● WRITTEN INSTRUCTION: Return all of the data exactly as written, without the pictures.

** START OF ENTRIES PROVIDED **

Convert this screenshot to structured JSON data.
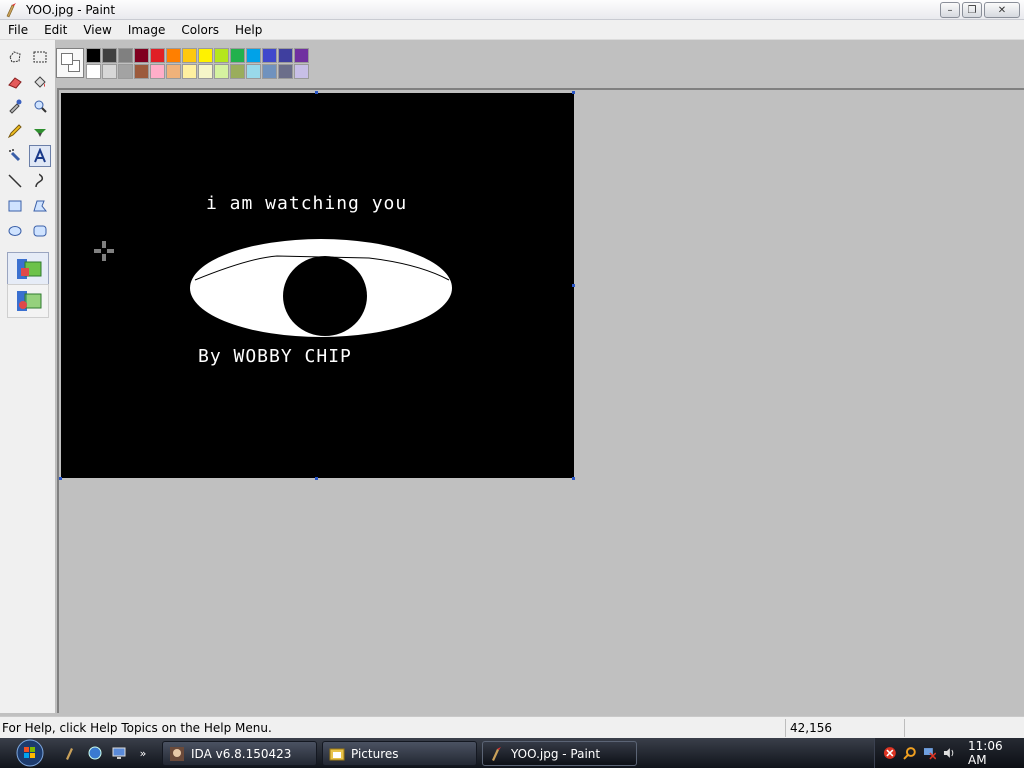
{
  "window": {
    "title": "YOO.jpg - Paint"
  },
  "menu": [
    "File",
    "Edit",
    "View",
    "Image",
    "Colors",
    "Help"
  ],
  "palette": {
    "row1": [
      "#000000",
      "#404040",
      "#808080",
      "#800020",
      "#e01f26",
      "#ff7f00",
      "#ffc80e",
      "#fff200",
      "#b5e61d",
      "#22b14c",
      "#00a2e8",
      "#3f48cc",
      "#3f3f9f",
      "#7030a0"
    ],
    "row2": [
      "#ffffff",
      "#d7d7d7",
      "#a3a3a3",
      "#9c5a3c",
      "#ffaec9",
      "#f0b27a",
      "#fff0a0",
      "#f5f5c8",
      "#d5f2a0",
      "#9aad5c",
      "#99d9ea",
      "#7092be",
      "#6b6e8a",
      "#c8bfe7"
    ]
  },
  "canvas_image": {
    "caption_top": "i am watching you",
    "caption_bottom": "By WOBBY CHIP"
  },
  "status": {
    "help_text": "For Help, click Help Topics on the Help Menu.",
    "coords": "42,156"
  },
  "taskbar": {
    "tasks": [
      {
        "label": "IDA v6.8.150423"
      },
      {
        "label": "Pictures"
      },
      {
        "label": "YOO.jpg - Paint"
      }
    ],
    "clock": "11:06 AM"
  }
}
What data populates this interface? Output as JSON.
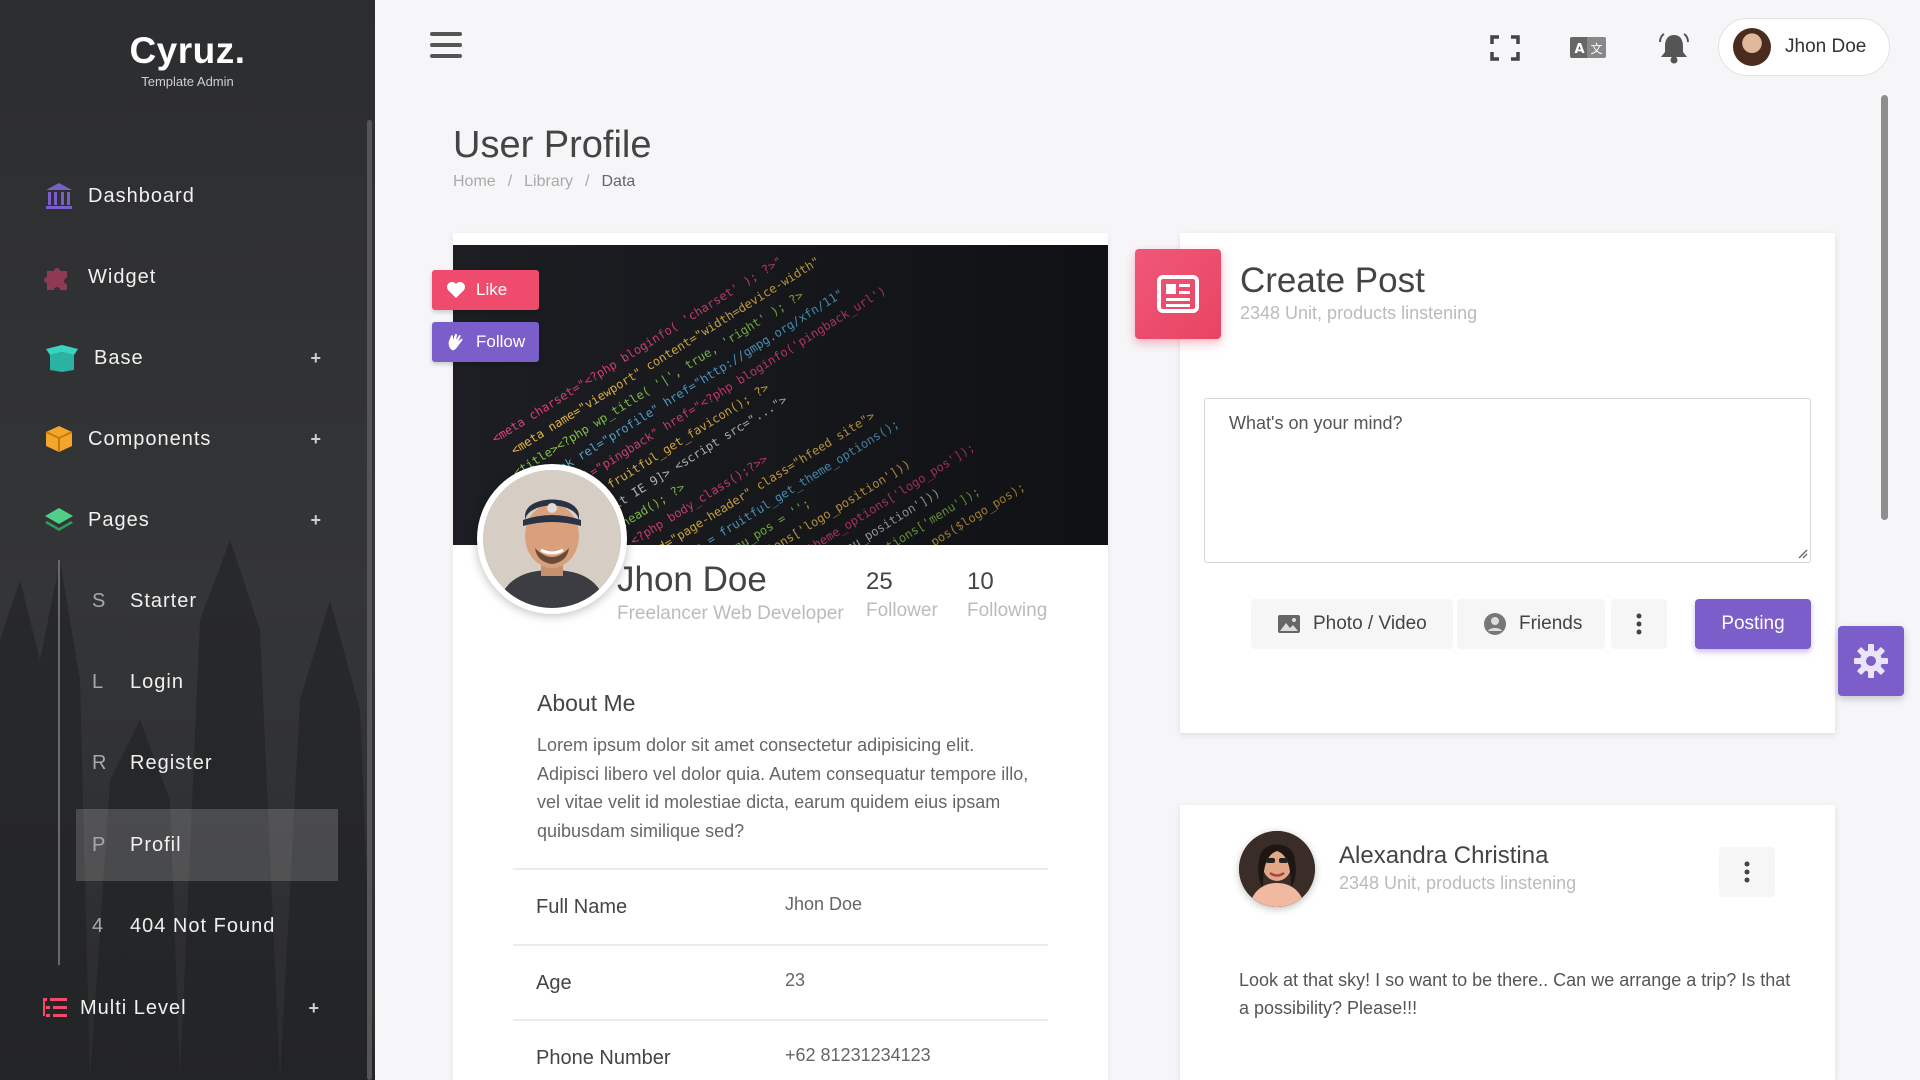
{
  "brand": {
    "name": "Cyruz.",
    "subtitle": "Template Admin"
  },
  "sidebar": {
    "items": [
      {
        "label": "Dashboard",
        "icon": "bank-icon",
        "color": "#7b5ec9"
      },
      {
        "label": "Widget",
        "icon": "puzzle-icon",
        "color": "#8e3a52"
      },
      {
        "label": "Base",
        "icon": "box-open-icon",
        "color": "#2ec4b6",
        "expandable": "+"
      },
      {
        "label": "Components",
        "icon": "cube-icon",
        "color": "#f4a62a",
        "expandable": "+"
      },
      {
        "label": "Pages",
        "icon": "layers-icon",
        "color": "#3bb273",
        "expandable": "+"
      },
      {
        "label": "Multi Level",
        "icon": "list-icon",
        "color": "#ef4b6c",
        "expandable": "+"
      }
    ],
    "pages_submenu": [
      {
        "letter": "S",
        "label": "Starter"
      },
      {
        "letter": "L",
        "label": "Login"
      },
      {
        "letter": "R",
        "label": "Register"
      },
      {
        "letter": "P",
        "label": "Profil",
        "active": true
      },
      {
        "letter": "4",
        "label": "404 Not Found"
      }
    ]
  },
  "topbar": {
    "icons": [
      "menu-icon",
      "fullscreen-icon",
      "translate-icon",
      "bell-icon"
    ],
    "user_name": "Jhon Doe"
  },
  "page": {
    "title": "User Profile",
    "breadcrumb": [
      "Home",
      "/",
      "Library",
      "/",
      "Data"
    ]
  },
  "profile": {
    "like_label": "Like",
    "follow_label": "Follow",
    "name": "Jhon Doe",
    "role": "Freelancer Web Developer",
    "followers": {
      "value": "25",
      "label": "Follower"
    },
    "following": {
      "value": "10",
      "label": "Following"
    },
    "about_title": "About Me",
    "about_text": "Lorem ipsum dolor sit amet consectetur adipisicing elit. Adipisci libero vel dolor quia. Autem consequatur tempore illo, vel vitae velit id molestiae dicta, earum quidem eius ipsam quibusdam similique sed?",
    "info": [
      {
        "key": "Full Name",
        "value": "Jhon Doe"
      },
      {
        "key": "Age",
        "value": "23"
      },
      {
        "key": "Phone Number",
        "value": "+62 81231234123"
      }
    ]
  },
  "create_post": {
    "title": "Create Post",
    "subtitle": "2348 Unit, products linstening",
    "placeholder": "What's on your mind?",
    "photo_label": "Photo / Video",
    "friends_label": "Friends",
    "submit_label": "Posting"
  },
  "feed": {
    "author": "Alexandra Christina",
    "subtitle": "2348 Unit, products linstening",
    "text": "Look at that sky! I so want to be there.. Can we arrange a trip? Is that a possibility? Please!!!"
  },
  "colors": {
    "primary": "#7b5ec9",
    "danger": "#ef4b6c",
    "sidebar_bg": "#2f3032"
  }
}
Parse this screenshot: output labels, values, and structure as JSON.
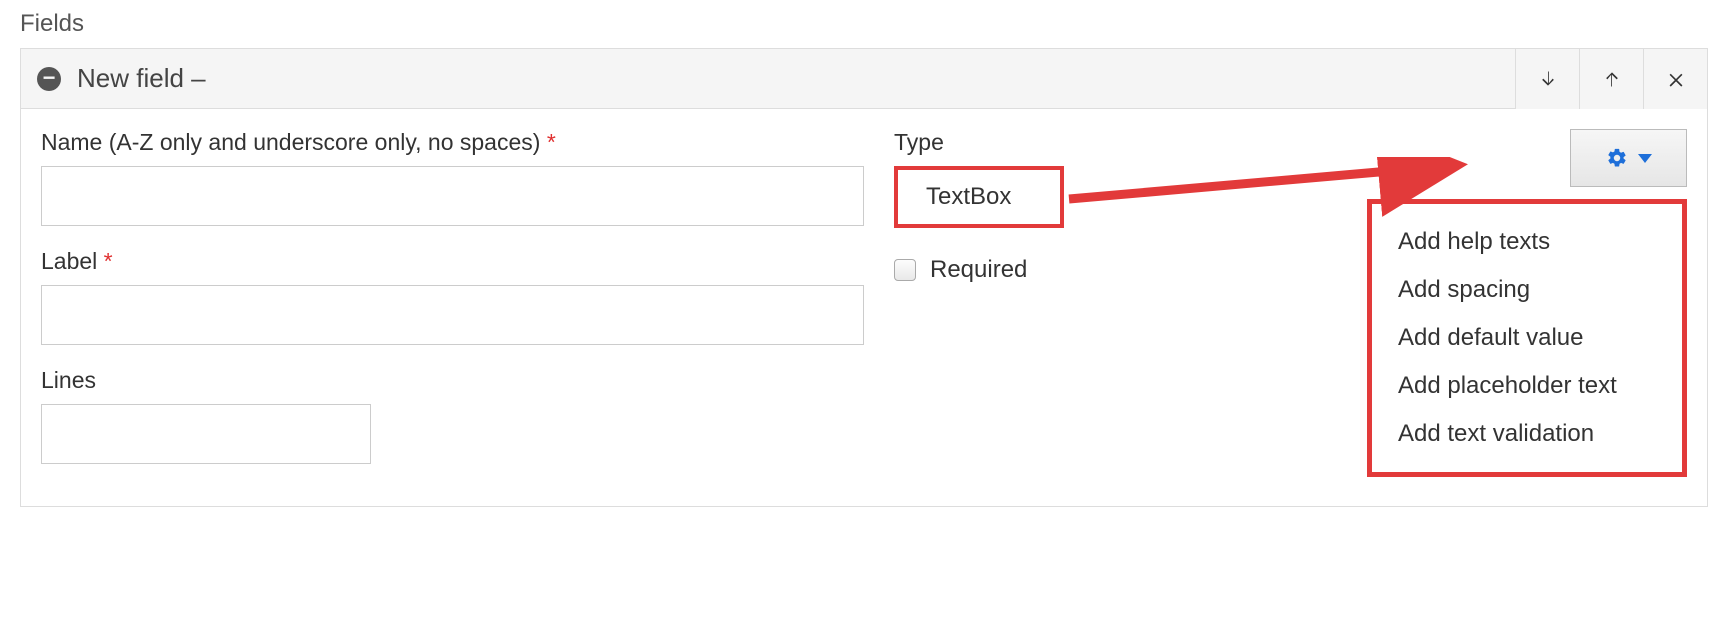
{
  "section_title": "Fields",
  "panel": {
    "title": "New field –"
  },
  "form": {
    "name_label": "Name (A-Z only and underscore only, no spaces)",
    "name_value": "",
    "label_label": "Label",
    "label_value": "",
    "lines_label": "Lines",
    "lines_value": "",
    "type_label": "Type",
    "type_value": "TextBox",
    "required_label": "Required",
    "required_checked": false
  },
  "dropdown": {
    "items": [
      "Add help texts",
      "Add spacing",
      "Add default value",
      "Add placeholder text",
      "Add text validation"
    ]
  }
}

** END OF ENTRIES PROVIDED **

● ANSWER TO THIS TASK:
Convert this screenshot to structured JSON data.
{
  "window": {
    "title": "YOO.jpg - Paint"
  },
  "menu": [
    "File",
    "Edit",
    "View",
    "Image",
    "Colors",
    "Help"
  ],
  "palette": {
    "row1": [
      "#000000",
      "#404040",
      "#808080",
      "#800020",
      "#e01f26",
      "#ff7f00",
      "#ffc80e",
      "#fff200",
      "#b5e61d",
      "#22b14c",
      "#00a2e8",
      "#3f48cc",
      "#3f3f9f",
      "#7030a0"
    ],
    "row2": [
      "#ffffff",
      "#d7d7d7",
      "#a3a3a3",
      "#9c5a3c",
      "#ffaec9",
      "#f0b27a",
      "#fff0a0",
      "#f5f5c8",
      "#d5f2a0",
      "#9aad5c",
      "#99d9ea",
      "#7092be",
      "#6b6e8a",
      "#c8bfe7"
    ]
  },
  "canvas_image": {
    "caption_top": "i am watching you",
    "caption_bottom": "By WOBBY CHIP"
  },
  "status": {
    "help_text": "For Help, click Help Topics on the Help Menu.",
    "coords": "42,156"
  },
  "taskbar": {
    "tasks": [
      {
        "label": "IDA v6.8.150423"
      },
      {
        "label": "Pictures"
      },
      {
        "label": "YOO.jpg - Paint"
      }
    ],
    "clock": "11:06 AM"
  }
}
What data populates this interface? Output as JSON.
{
  "brand": {
    "name": "Cyruz.",
    "subtitle": "Template Admin"
  },
  "sidebar": {
    "items": [
      {
        "label": "Dashboard",
        "icon": "bank-icon",
        "color": "#7b5ec9"
      },
      {
        "label": "Widget",
        "icon": "puzzle-icon",
        "color": "#8e3a52"
      },
      {
        "label": "Base",
        "icon": "box-open-icon",
        "color": "#2ec4b6",
        "expandable": "+"
      },
      {
        "label": "Components",
        "icon": "cube-icon",
        "color": "#f4a62a",
        "expandable": "+"
      },
      {
        "label": "Pages",
        "icon": "layers-icon",
        "color": "#3bb273",
        "expandable": "+"
      },
      {
        "label": "Multi Level",
        "icon": "list-icon",
        "color": "#ef4b6c",
        "expandable": "+"
      }
    ],
    "pages_submenu": [
      {
        "letter": "S",
        "label": "Starter"
      },
      {
        "letter": "L",
        "label": "Login"
      },
      {
        "letter": "R",
        "label": "Register"
      },
      {
        "letter": "P",
        "label": "Profil",
        "active": true
      },
      {
        "letter": "4",
        "label": "404 Not Found"
      }
    ]
  },
  "topbar": {
    "icons": [
      "menu-icon",
      "fullscreen-icon",
      "translate-icon",
      "bell-icon"
    ],
    "user_name": "Jhon Doe"
  },
  "page": {
    "title": "User Profile",
    "breadcrumb": [
      "Home",
      "/",
      "Library",
      "/",
      "Data"
    ]
  },
  "profile": {
    "like_label": "Like",
    "follow_label": "Follow",
    "name": "Jhon Doe",
    "role": "Freelancer Web Developer",
    "followers": {
      "value": "25",
      "label": "Follower"
    },
    "following": {
      "value": "10",
      "label": "Following"
    },
    "about_title": "About Me",
    "about_text": "Lorem ipsum dolor sit amet consectetur adipisicing elit. Adipisci libero vel dolor quia. Autem consequatur tempore illo, vel vitae velit id molestiae dicta, earum quidem eius ipsam quibusdam similique sed?",
    "info": [
      {
        "key": "Full Name",
        "value": "Jhon Doe"
      },
      {
        "key": "Age",
        "value": "23"
      },
      {
        "key": "Phone Number",
        "value": "+62 81231234123"
      }
    ]
  },
  "create_post": {
    "title": "Create Post",
    "subtitle": "2348 Unit, products linstening",
    "placeholder": "What's on your mind?",
    "photo_label": "Photo / Video",
    "friends_label": "Friends",
    "submit_label": "Posting"
  },
  "feed": {
    "author": "Alexandra Christina",
    "subtitle": "2348 Unit, products linstening",
    "text": "Look at that sky! I so want to be there.. Can we arrange a trip? Is that a possibility? Please!!!"
  },
  "colors": {
    "primary": "#7b5ec9",
    "danger": "#ef4b6c",
    "sidebar_bg": "#2f3032"
  }
}
Parse this screenshot: output labels, values, and structure as JSON.
{
  "section_title": "Fields",
  "panel": {
    "title": "New field –"
  },
  "form": {
    "name_label": "Name (A-Z only and underscore only, no spaces)",
    "name_value": "",
    "label_label": "Label",
    "label_value": "",
    "lines_label": "Lines",
    "lines_value": "",
    "type_label": "Type",
    "type_value": "TextBox",
    "required_label": "Required",
    "required_checked": false
  },
  "dropdown": {
    "items": [
      "Add help texts",
      "Add spacing",
      "Add default value",
      "Add placeholder text",
      "Add text validation"
    ]
  }
}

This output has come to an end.